# THE TASK:
State how many lines of the entries below hold the word "screenshot"; reply with nothing but the number.

# DATA EXCERPTS:
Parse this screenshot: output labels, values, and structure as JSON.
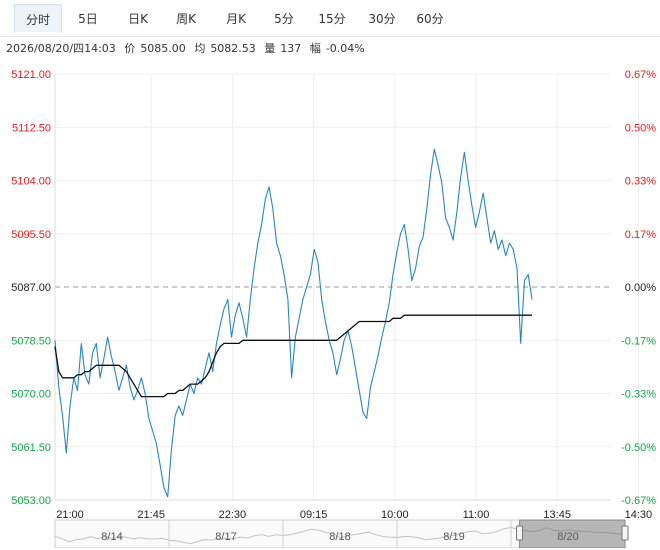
{
  "tabs": [
    {
      "label": "分时",
      "active": true
    },
    {
      "label": "5日"
    },
    {
      "label": "日K"
    },
    {
      "label": "周K"
    },
    {
      "label": "月K"
    },
    {
      "label": "5分"
    },
    {
      "label": "15分"
    },
    {
      "label": "30分"
    },
    {
      "label": "60分"
    }
  ],
  "info": {
    "datetime": "2026/08/20/四14:03",
    "price_label": "价",
    "price": "5085.00",
    "avg_label": "均",
    "avg": "5082.53",
    "vol_label": "量",
    "vol": "137",
    "chg_label": "幅",
    "chg": "-0.04%"
  },
  "colors": {
    "up": "#e02020",
    "down": "#16a34a",
    "price_line": "#2a86c0",
    "avg_line": "#111111",
    "grid": "#efefef"
  },
  "chart_data": {
    "type": "line",
    "ylim": [
      5053.0,
      5121.0
    ],
    "y_ticks": [
      "5121.00",
      "5112.50",
      "5104.00",
      "5095.50",
      "5087.00",
      "5078.50",
      "5070.00",
      "5061.50",
      "5053.00"
    ],
    "pct_ticks": [
      "0.67%",
      "0.50%",
      "0.33%",
      "0.17%",
      "0.00%",
      "-0.17%",
      "-0.33%",
      "-0.50%",
      "-0.67%"
    ],
    "x_ticks": [
      "21:00",
      "21:45",
      "22:30",
      "09:15",
      "10:00",
      "11:00",
      "13:45",
      "14:30"
    ],
    "prev_close": 5087.0,
    "series": [
      {
        "values": [
          5078.5,
          5071.0,
          5066.5,
          5060.5,
          5068.0,
          5072.5,
          5070.5,
          5078.0,
          5073.0,
          5071.5,
          5076.5,
          5078.0,
          5072.5,
          5075.5,
          5079.0,
          5076.0,
          5073.5,
          5070.5,
          5072.5,
          5074.5,
          5071.0,
          5069.0,
          5070.5,
          5072.5,
          5070.0,
          5066.0,
          5064.0,
          5062.0,
          5058.5,
          5055.0,
          5053.5,
          5061.0,
          5066.5,
          5068.0,
          5066.5,
          5069.0,
          5071.5,
          5070.0,
          5072.5,
          5071.5,
          5074.0,
          5076.5,
          5073.5,
          5078.0,
          5081.0,
          5083.5,
          5085.0,
          5079.0,
          5082.5,
          5084.5,
          5082.0,
          5079.0,
          5085.0,
          5090.0,
          5094.0,
          5097.0,
          5101.0,
          5103.0,
          5099.5,
          5094.0,
          5092.0,
          5089.0,
          5085.0,
          5072.5,
          5079.0,
          5082.0,
          5085.0,
          5087.0,
          5089.0,
          5093.0,
          5091.0,
          5085.0,
          5081.5,
          5078.5,
          5076.5,
          5073.0,
          5075.5,
          5078.5,
          5080.0,
          5077.5,
          5074.0,
          5070.5,
          5067.0,
          5066.0,
          5071.0,
          5073.5,
          5076.0,
          5079.0,
          5081.5,
          5084.5,
          5089.0,
          5092.5,
          5095.5,
          5097.0,
          5093.0,
          5088.0,
          5090.0,
          5093.5,
          5095.0,
          5099.5,
          5105.0,
          5109.0,
          5106.5,
          5103.5,
          5098.0,
          5096.5,
          5094.5,
          5099.0,
          5104.5,
          5108.5,
          5104.0,
          5100.0,
          5096.5,
          5099.0,
          5102.0,
          5098.0,
          5094.0,
          5096.0,
          5093.0,
          5094.5,
          5092.0,
          5094.0,
          5093.0,
          5090.0,
          5078.0,
          5088.0,
          5089.0,
          5085.0
        ]
      },
      {
        "values": [
          5077.5,
          5073.5,
          5072.5,
          5072.5,
          5072.5,
          5072.5,
          5073.0,
          5073.0,
          5073.5,
          5073.5,
          5074.0,
          5074.5,
          5074.5,
          5074.5,
          5074.5,
          5074.5,
          5074.5,
          5074.5,
          5074.0,
          5073.5,
          5072.5,
          5071.5,
          5070.5,
          5069.5,
          5069.5,
          5069.5,
          5069.5,
          5069.5,
          5069.5,
          5069.5,
          5070.0,
          5070.0,
          5070.0,
          5070.5,
          5070.5,
          5071.0,
          5071.5,
          5071.5,
          5071.5,
          5072.0,
          5072.5,
          5073.5,
          5075.0,
          5076.5,
          5077.5,
          5078.0,
          5078.0,
          5078.0,
          5078.0,
          5078.0,
          5078.5,
          5078.5,
          5078.5,
          5078.5,
          5078.5,
          5078.5,
          5078.5,
          5078.5,
          5078.5,
          5078.5,
          5078.5,
          5078.5,
          5078.5,
          5078.5,
          5078.5,
          5078.5,
          5078.5,
          5078.5,
          5078.5,
          5078.5,
          5078.5,
          5078.5,
          5078.5,
          5078.5,
          5078.5,
          5078.5,
          5079.0,
          5079.5,
          5080.0,
          5080.5,
          5081.0,
          5081.5,
          5081.5,
          5081.5,
          5081.5,
          5081.5,
          5081.5,
          5081.5,
          5081.5,
          5081.5,
          5082.0,
          5082.0,
          5082.0,
          5082.5,
          5082.5,
          5082.5,
          5082.5,
          5082.5,
          5082.5,
          5082.5,
          5082.5,
          5082.5,
          5082.5,
          5082.5,
          5082.5,
          5082.5,
          5082.5,
          5082.5,
          5082.5,
          5082.5,
          5082.5,
          5082.5,
          5082.5,
          5082.5,
          5082.5,
          5082.5,
          5082.5,
          5082.5,
          5082.5,
          5082.5,
          5082.5,
          5082.5,
          5082.5,
          5082.5,
          5082.5,
          5082.5,
          5082.5,
          5082.5
        ]
      }
    ]
  },
  "navigator": {
    "dates": [
      "8/14",
      "8/17",
      "8/18",
      "8/19",
      "8/20"
    ],
    "window": [
      0.815,
      1.0
    ]
  }
}
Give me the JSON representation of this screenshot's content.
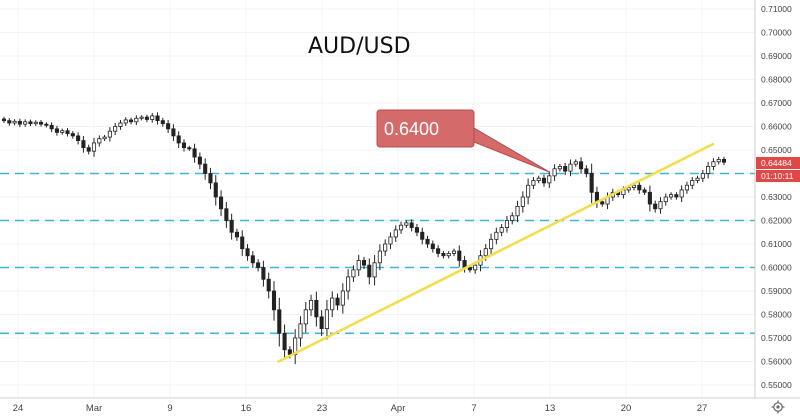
{
  "chart_data": {
    "type": "candlestick",
    "title": "AUD/USD",
    "ylim": [
      0.545,
      0.713
    ],
    "y_ticks": [
      "0.55000",
      "0.56000",
      "0.57000",
      "0.58000",
      "0.59000",
      "0.60000",
      "0.61000",
      "0.62000",
      "0.63000",
      "0.64000",
      "0.65000",
      "0.66000",
      "0.67000",
      "0.68000",
      "0.69000",
      "0.70000",
      "0.71000"
    ],
    "x_ticks": [
      "24",
      "Mar",
      "9",
      "16",
      "23",
      "Apr",
      "7",
      "13",
      "20",
      "27"
    ],
    "levels": [
      0.64,
      0.62,
      0.6,
      0.572
    ],
    "trendline": {
      "from": [
        "2020-03-19",
        0.56
      ],
      "to": [
        "2020-04-28",
        0.6525
      ]
    },
    "callout": {
      "text": "0.6400",
      "points_to": [
        "2020-04-13",
        0.6405
      ]
    },
    "last_price": "0.64484",
    "countdown": "01:10:11",
    "series": [
      {
        "values": [
          0.6625,
          0.6615,
          0.6622,
          0.661,
          0.662,
          0.6612,
          0.6618,
          0.661,
          0.6605,
          0.659,
          0.6575,
          0.6582,
          0.657,
          0.656,
          0.654,
          0.651,
          0.6495,
          0.653,
          0.6548,
          0.6555,
          0.658,
          0.66,
          0.6615,
          0.6628,
          0.662,
          0.6635,
          0.664,
          0.663,
          0.6645,
          0.6625,
          0.6612,
          0.659,
          0.656,
          0.653,
          0.651,
          0.6505,
          0.647,
          0.644,
          0.64,
          0.636,
          0.63,
          0.625,
          0.62,
          0.615,
          0.613,
          0.608,
          0.605,
          0.602,
          0.6,
          0.595,
          0.59,
          0.582,
          0.572,
          0.565,
          0.563,
          0.57,
          0.576,
          0.582,
          0.586,
          0.579,
          0.574,
          0.582,
          0.587,
          0.584,
          0.59,
          0.596,
          0.599,
          0.603,
          0.601,
          0.596,
          0.602,
          0.607,
          0.61,
          0.613,
          0.616,
          0.618,
          0.619,
          0.617,
          0.615,
          0.612,
          0.61,
          0.608,
          0.606,
          0.605,
          0.606,
          0.607,
          0.603,
          0.6,
          0.599,
          0.601,
          0.605,
          0.608,
          0.612,
          0.615,
          0.617,
          0.62,
          0.622,
          0.626,
          0.63,
          0.635,
          0.637,
          0.638,
          0.636,
          0.639,
          0.642,
          0.643,
          0.641,
          0.644,
          0.645,
          0.642,
          0.64,
          0.632,
          0.628,
          0.627,
          0.63,
          0.632,
          0.631,
          0.633,
          0.634,
          0.635,
          0.633,
          0.632,
          0.627,
          0.625,
          0.628,
          0.63,
          0.631,
          0.63,
          0.633,
          0.635,
          0.637,
          0.638,
          0.64,
          0.643,
          0.645,
          0.646,
          0.6448
        ]
      }
    ]
  }
}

# THE COMPLETED TASK:
2